• [WRITTEN REQUEST] Locate every row below that contains the string "page" and copy each of those rows in full.
* Start ENTRIES PROVIDED *
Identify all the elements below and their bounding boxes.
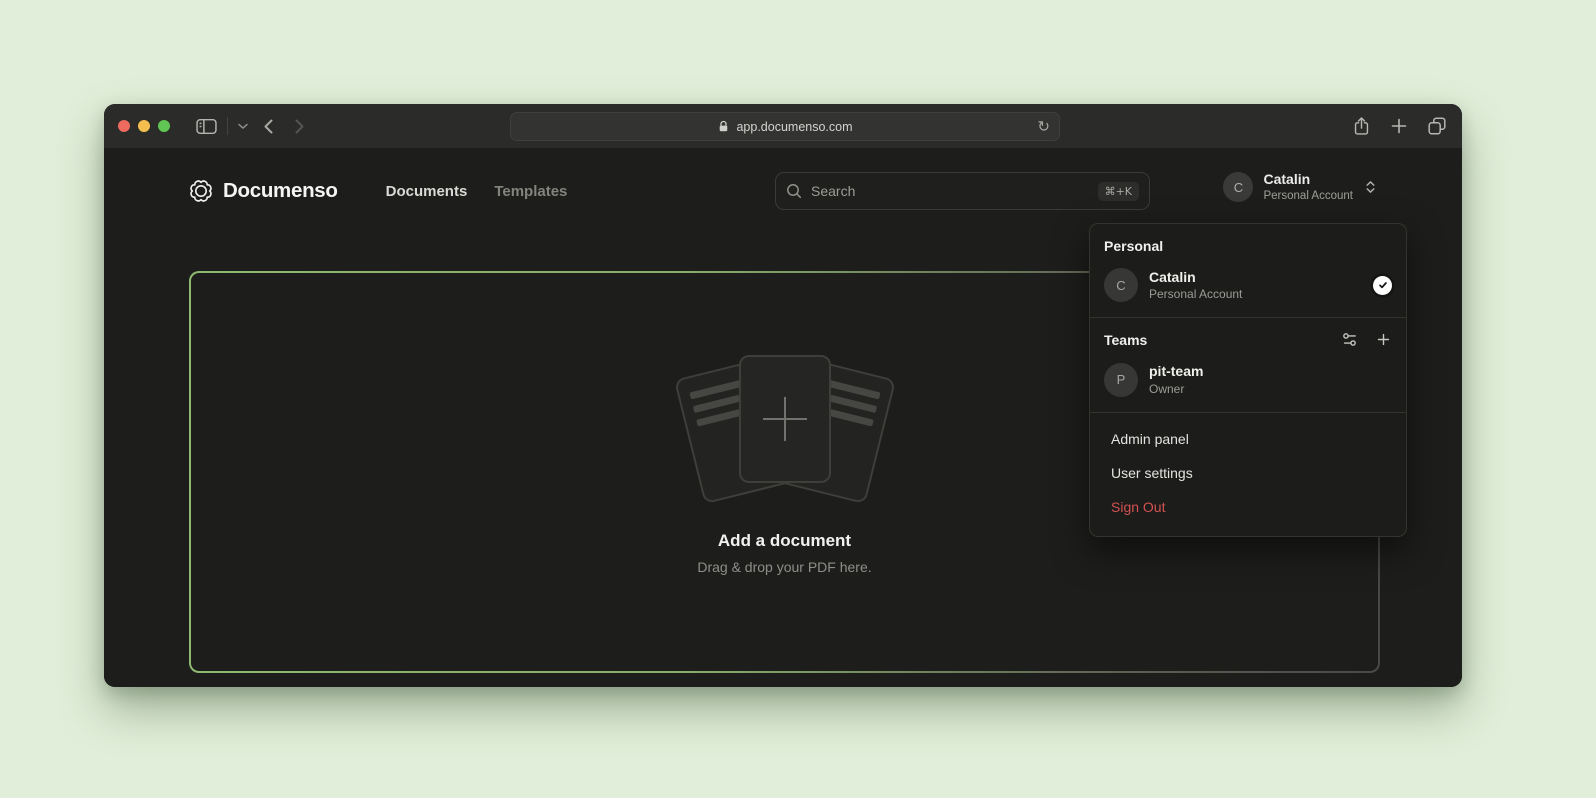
avatar: C — [1223, 172, 1253, 202]
menu-item-admin-panel[interactable]: Admin panel — [1102, 422, 1394, 456]
document-card-center — [739, 355, 831, 483]
chevron-down-icon — [238, 123, 248, 130]
window-controls — [118, 120, 170, 132]
browser-toolbar: app.documenso.com ↻ — [104, 104, 1462, 148]
tabs-icon — [1428, 117, 1446, 135]
selected-check-icon — [1373, 276, 1392, 295]
dropzone-title: Add a document — [718, 531, 851, 551]
account-name: Catalin — [1263, 171, 1353, 189]
page-content: Documenso Documents Templates Search ⌘+K… — [104, 148, 1462, 687]
zoom-button[interactable] — [158, 120, 170, 132]
tab-overview-button[interactable] — [1428, 117, 1446, 135]
plus-icon — [1391, 118, 1407, 134]
team-role: Owner — [1149, 381, 1203, 397]
back-button[interactable] — [264, 119, 273, 134]
browser-window: app.documenso.com ↻ — [104, 104, 1462, 687]
address-bar[interactable]: app.documenso.com ↻ — [510, 112, 1060, 141]
menu-item-user-settings[interactable]: User settings — [1102, 456, 1394, 490]
add-plus-icon — [763, 397, 807, 441]
personal-account-text: Catalin Personal Account — [1149, 268, 1242, 302]
personal-account-item[interactable]: C Catalin Personal Account — [1102, 262, 1394, 308]
nav-templates[interactable]: Templates — [494, 183, 567, 200]
team-item[interactable]: P pit-team Owner — [1102, 356, 1394, 402]
main-nav: Documents Templates — [386, 183, 568, 200]
refresh-button[interactable]: ↻ — [1037, 119, 1050, 134]
document-cards-illustration — [672, 355, 898, 507]
lock-icon — [717, 120, 730, 133]
brand-name: Documenso — [223, 179, 338, 203]
minimize-button[interactable] — [138, 120, 150, 132]
personal-account-subtitle: Personal Account — [1149, 286, 1242, 302]
close-button[interactable] — [118, 120, 130, 132]
sidebar-dropdown-button[interactable] — [238, 123, 248, 130]
sidebar-icon — [196, 118, 217, 135]
teams-header-actions — [1341, 331, 1392, 348]
account-dropdown-menu: Personal C Catalin Personal Account Team… — [1089, 223, 1407, 537]
search-icon — [786, 183, 802, 199]
search-placeholder: Search — [811, 183, 855, 199]
nav-documents[interactable]: Documents — [386, 183, 468, 200]
forward-arrow-icon — [295, 119, 304, 134]
teams-section-header: Teams — [1102, 327, 1394, 356]
toolbar-divider — [227, 117, 228, 135]
avatar: C — [1104, 268, 1138, 302]
search-shortcut-badge: ⌘+K — [1098, 182, 1139, 201]
toolbar-right-controls — [1353, 104, 1446, 148]
chevrons-up-down-icon — [1363, 179, 1378, 195]
personal-account-name: Catalin — [1149, 268, 1242, 286]
menu-divider — [1090, 317, 1406, 318]
settings-sliders-icon — [1341, 331, 1358, 348]
new-tab-button[interactable] — [1391, 118, 1407, 134]
team-text: pit-team Owner — [1149, 362, 1203, 396]
menu-item-sign-out[interactable]: Sign Out — [1102, 490, 1394, 524]
documenso-logo-icon — [188, 178, 214, 204]
app-header: Documenso Documents Templates Search ⌘+K… — [188, 168, 1378, 214]
team-name: pit-team — [1149, 362, 1203, 380]
account-text: Catalin Personal Account — [1263, 171, 1353, 203]
share-icon — [1353, 116, 1370, 136]
teams-section-label: Teams — [1104, 332, 1147, 348]
toolbar-nav-controls — [170, 117, 304, 135]
share-button[interactable] — [1353, 116, 1370, 136]
account-menu-button[interactable]: C Catalin Personal Account — [1223, 171, 1378, 203]
back-arrow-icon — [264, 119, 273, 134]
menu-divider — [1090, 412, 1406, 413]
avatar: P — [1104, 363, 1138, 397]
sidebar-toggle-button[interactable] — [196, 118, 217, 135]
plus-icon — [1375, 331, 1392, 348]
create-team-button[interactable] — [1375, 331, 1392, 348]
manage-teams-button[interactable] — [1341, 331, 1358, 348]
search-input[interactable]: Search ⌘+K — [775, 172, 1150, 210]
forward-button[interactable] — [295, 119, 304, 134]
account-subtitle: Personal Account — [1263, 189, 1353, 204]
dropzone-subtitle: Drag & drop your PDF here. — [697, 559, 871, 575]
url-text: app.documenso.com — [736, 120, 852, 134]
personal-section-label: Personal — [1102, 236, 1394, 262]
brand-logo[interactable]: Documenso — [188, 178, 338, 204]
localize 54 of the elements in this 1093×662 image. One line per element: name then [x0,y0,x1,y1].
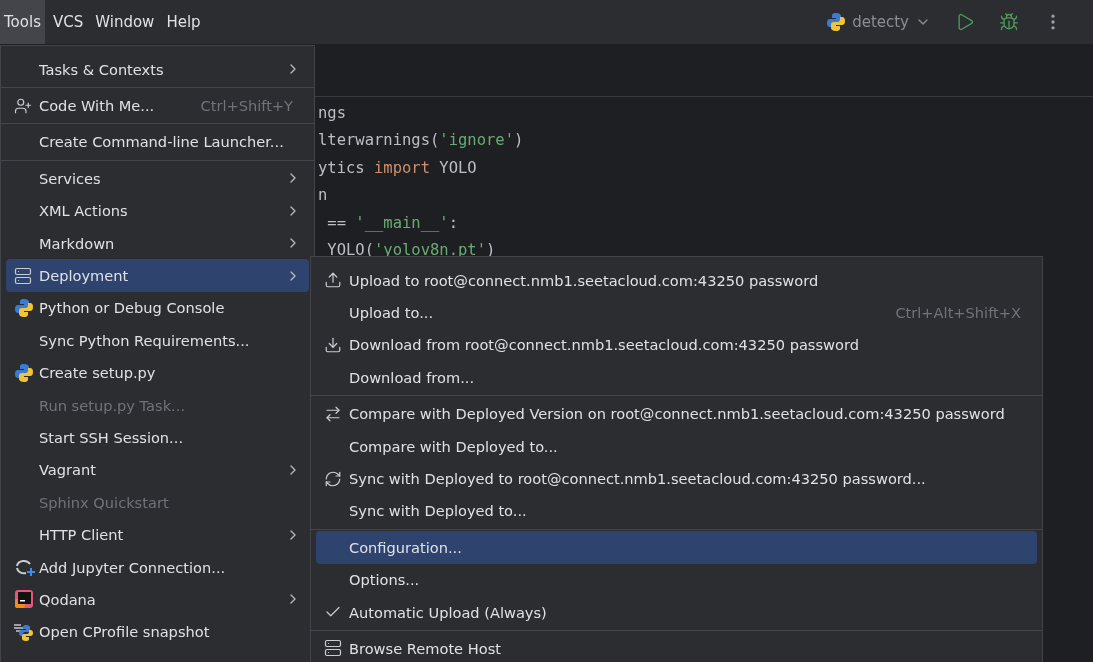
code-line: ngs [318,103,347,124]
menu-item[interactable]: Sync Python Requirements... [6,324,309,357]
menu-item[interactable]: Markdown [6,226,309,260]
menu-item[interactable]: Services [6,162,309,195]
qodana-icon [14,589,34,610]
menu-item[interactable]: XML Actions [6,194,309,227]
code-line: == '__main__': [326,212,459,234]
menu-item[interactable]: Create setup.py [6,356,309,389]
python-icon [14,297,34,318]
menu-item[interactable]: Deployment [6,259,309,292]
menu-item[interactable]: Compare with Deployed to... [316,429,1037,463]
menu-item[interactable]: Code With Me... Ctrl+Shift+Y [6,89,309,122]
sync-icon [324,469,342,488]
menu-item[interactable]: Options... [316,563,1037,596]
menu-item[interactable]: Download from... [316,361,1037,394]
upload-icon [324,271,342,290]
menu-item[interactable]: Download from root@connect.nmb1.seetacloud.com:43250 password [316,328,1037,362]
menu-item[interactable]: Sync with Deployed to root@connect.nmb1.seetacloud.com:43250 password... [316,462,1037,495]
menu-item[interactable]: Add Jupyter Connection... [6,550,309,584]
menu-item[interactable]: Python or Debug Console [6,291,309,325]
menu-item[interactable]: Tasks & Contexts [6,53,309,86]
server-icon [14,266,32,285]
compare-arrows-icon [324,404,342,423]
menu-item[interactable]: Upload to... Ctrl+Alt+Shift+X [316,296,1037,329]
menu-item[interactable]: Open CProfile snapshot [6,615,309,649]
menu-item[interactable]: Qodana [6,583,309,616]
menu-item[interactable]: Automatic Upload (Always) [316,595,1037,629]
code-line: lterwarnings('ignore') [318,130,525,152]
shortcut-text: Ctrl+Alt+Shift+X [895,304,1021,322]
menu-bar-item[interactable]: Window [91,0,159,44]
python-icon [14,362,34,383]
run-configuration-selector[interactable]: detecty [826,0,931,44]
menu-item[interactable]: Configuration... [316,531,1037,564]
shortcut-text: Ctrl+Shift+Y [200,97,293,115]
menu-bar-item[interactable]: Tools [0,0,45,44]
menu-item[interactable]: Vagrant [6,453,309,487]
jupyter-plus-icon [14,557,36,578]
server-icon [324,639,342,658]
menu-item[interactable]: Browse Remote Host [316,632,1037,662]
debug-icon[interactable] [999,12,1019,32]
menu-item[interactable]: Upload to root@connect.nmb1.seetacloud.com:43250 password [316,264,1037,297]
code-line: ytics import YOLO [318,157,478,179]
python-profile-icon [14,621,36,642]
menu-bar-item[interactable]: Help [162,0,205,44]
download-icon [324,335,342,354]
menu-item[interactable]: Sync with Deployed to... [316,494,1037,528]
code-line: n [318,185,329,207]
menu-item[interactable]: Compare with Deployed Version on root@connect.nmb1.seetacloud.com:43250 password [316,397,1037,430]
user-plus-icon [14,96,32,115]
menu-item[interactable]: Start SSH Session... [6,421,309,454]
python-icon [826,12,847,32]
menu-item[interactable]: HTTP Client [6,518,309,551]
menu-bar-item[interactable]: VCS [48,0,88,44]
menu-item[interactable]: Create Command-line Launcher... [6,125,309,159]
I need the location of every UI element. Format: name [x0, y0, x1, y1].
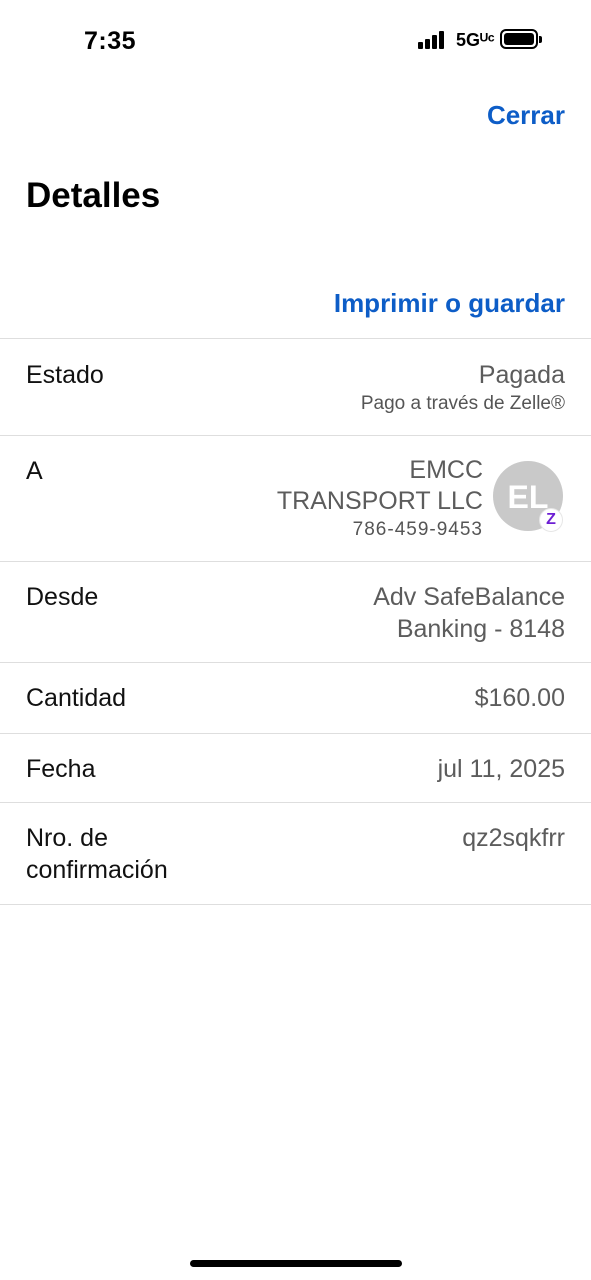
date-value: jul 11, 2025	[437, 755, 565, 783]
network-label: 5Gᵁᶜ	[456, 30, 495, 50]
confirmation-label-line2: confirmación	[26, 856, 168, 884]
print-or-save-button[interactable]: Imprimir o guardar	[334, 288, 565, 319]
divider	[0, 802, 591, 803]
recipient-label: A	[26, 457, 43, 485]
screen: 7:35 5Gᵁᶜ Cerrar Detalles Imprimir o gua…	[0, 0, 591, 1280]
payment-method: Pago a través de Zelle®	[360, 393, 565, 414]
home-indicator[interactable]	[190, 1260, 402, 1267]
amount-value: $160.00	[474, 684, 565, 712]
from-account-line1: Adv SafeBalance	[373, 583, 565, 611]
status-bar: 7:35 5Gᵁᶜ	[0, 0, 591, 80]
from-label: Desde	[26, 583, 99, 611]
status-time: 7:35	[84, 27, 137, 55]
divider	[0, 561, 591, 562]
from-account-line2: Banking - 8148	[396, 615, 565, 643]
confirmation-value: qz2sqkfrr	[462, 824, 565, 852]
close-button[interactable]: Cerrar	[487, 100, 565, 131]
status-label: Estado	[26, 361, 104, 389]
confirmation-label-line1: Nro. de	[26, 824, 108, 852]
zelle-icon: Z	[539, 508, 563, 532]
divider	[0, 338, 591, 339]
amount-label: Cantidad	[26, 684, 127, 712]
recipient-name-line1: EMCC	[409, 456, 483, 484]
signal-icon	[418, 31, 446, 49]
date-label: Fecha	[26, 755, 96, 783]
divider	[0, 733, 591, 734]
status-value: Pagada	[478, 361, 565, 389]
recipient-name-line2: TRANSPORT LLC	[276, 487, 483, 515]
recipient-phone: 786-459-9453	[352, 519, 483, 540]
divider	[0, 904, 591, 905]
divider	[0, 662, 591, 663]
battery-icon	[500, 29, 542, 49]
divider	[0, 435, 591, 436]
page-title: Detalles	[26, 176, 161, 215]
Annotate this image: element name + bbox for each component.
* End ENTRIES PROVIDED *
• [ANSWER TO THIS PROBLEM]
page-content: Documenso Documents Templates Search ⌘+K… — [104, 148, 1462, 687]
page-title: Detalles	[26, 176, 161, 215]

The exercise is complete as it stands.